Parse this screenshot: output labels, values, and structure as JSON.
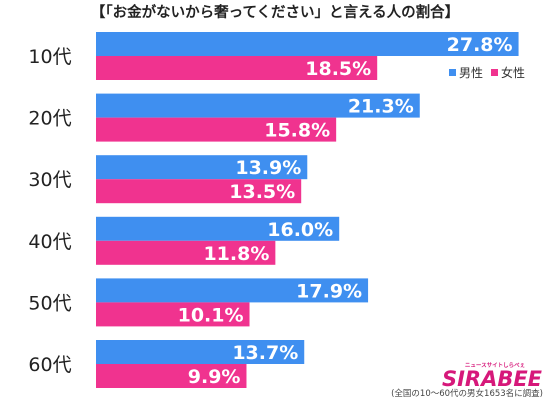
{
  "chart_data": {
    "type": "bar",
    "orientation": "horizontal",
    "title": "【「お金がないから奢ってください」と言える人の割合】",
    "categories": [
      "10代",
      "20代",
      "30代",
      "40代",
      "50代",
      "60代"
    ],
    "series": [
      {
        "name": "男性",
        "color": "#3f8ff0",
        "values": [
          27.8,
          21.3,
          13.9,
          16.0,
          17.9,
          13.7
        ],
        "labels": [
          "27.8%",
          "21.3%",
          "13.9%",
          "16.0%",
          "17.9%",
          "13.7%"
        ]
      },
      {
        "name": "女性",
        "color": "#f0338f",
        "values": [
          18.5,
          15.8,
          13.5,
          11.8,
          10.1,
          9.9
        ],
        "labels": [
          "18.5%",
          "15.8%",
          "13.5%",
          "11.8%",
          "10.1%",
          "9.9%"
        ]
      }
    ],
    "xlim": [
      0,
      30
    ],
    "legend_position": "top-right",
    "grid": false,
    "xlabel": "",
    "ylabel": ""
  },
  "footnote": "(全国の10～60代の男女1653名に調査)",
  "logo": {
    "main": "SIRABEE",
    "sub": "ニュースサイトしらべぇ"
  }
}
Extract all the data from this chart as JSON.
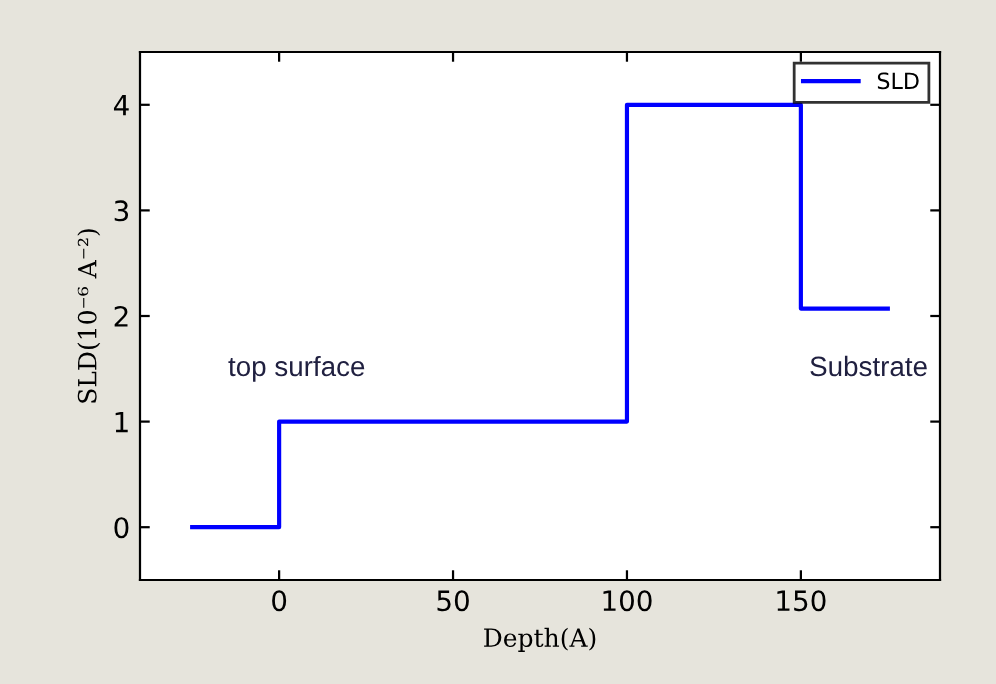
{
  "chart_data": {
    "type": "step",
    "xlabel": "Depth(A)",
    "ylabel": "SLD(10⁻⁶ A⁻²)",
    "x": [
      -25,
      0,
      100,
      150,
      175
    ],
    "series": [
      {
        "name": "SLD",
        "color": "#0000ff",
        "values": [
          0,
          1,
          4,
          2.07,
          2.07
        ]
      }
    ],
    "xlim": [
      -40,
      190
    ],
    "xticks": [
      0,
      50,
      100,
      150
    ],
    "ylim": [
      -0.5,
      4.5
    ],
    "yticks": [
      0,
      1,
      2,
      3,
      4
    ],
    "annotations": [
      "top surface",
      "Substrate"
    ],
    "legend": "top right",
    "grid": false
  }
}
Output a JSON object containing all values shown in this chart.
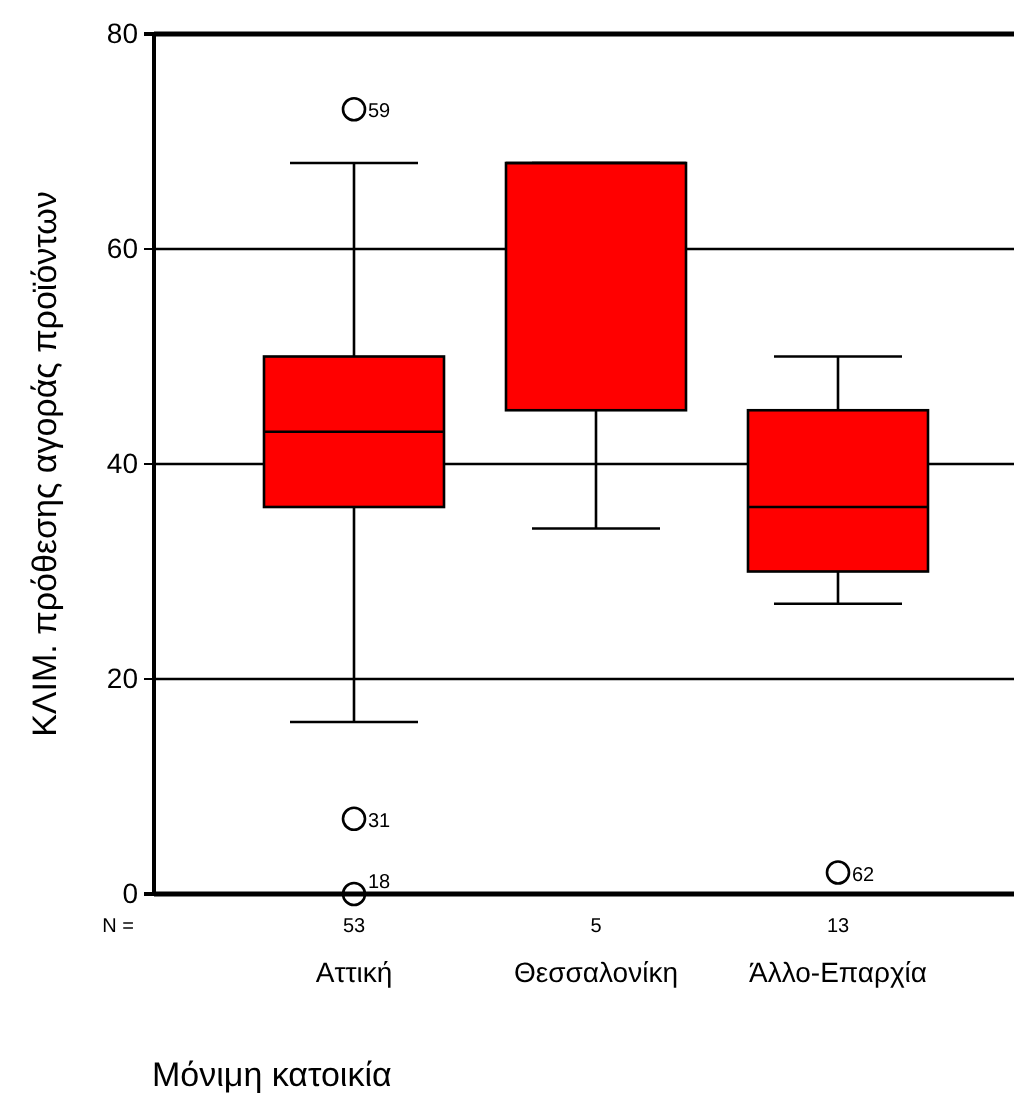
{
  "chart_data": {
    "type": "box",
    "xlabel": "Μόνιμη κατοικία",
    "ylabel": "ΚΛΙΜ. πρόθεσης αγοράς προϊόντων",
    "categories": [
      "Αττική",
      "Θεσσαλονίκη",
      "Άλλο-Επαρχία"
    ],
    "boxes": [
      {
        "low": 16,
        "q1": 36,
        "median": 43,
        "q3": 50,
        "high": 68,
        "outliers": [
          73,
          7,
          0
        ]
      },
      {
        "low": 34,
        "q1": 45,
        "median": 68,
        "q3": 68,
        "high": 68
      },
      {
        "low": 27,
        "q1": 30,
        "median": 36,
        "q3": 45,
        "high": 50,
        "outliers": [
          2
        ]
      }
    ],
    "color": "#ff0000",
    "ylim": [
      0,
      80
    ],
    "yticks": [
      0,
      20,
      40,
      60,
      80
    ],
    "grid": "y",
    "annotations": [
      "N =",
      "53",
      "5",
      "13",
      "59",
      "31",
      "18",
      "62"
    ]
  }
}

== == ==

* Given problem *
List the lines of the material in which the word "right" occurs.

* Written reply *
    "legend_position": "top-right",
    "legend": "top right",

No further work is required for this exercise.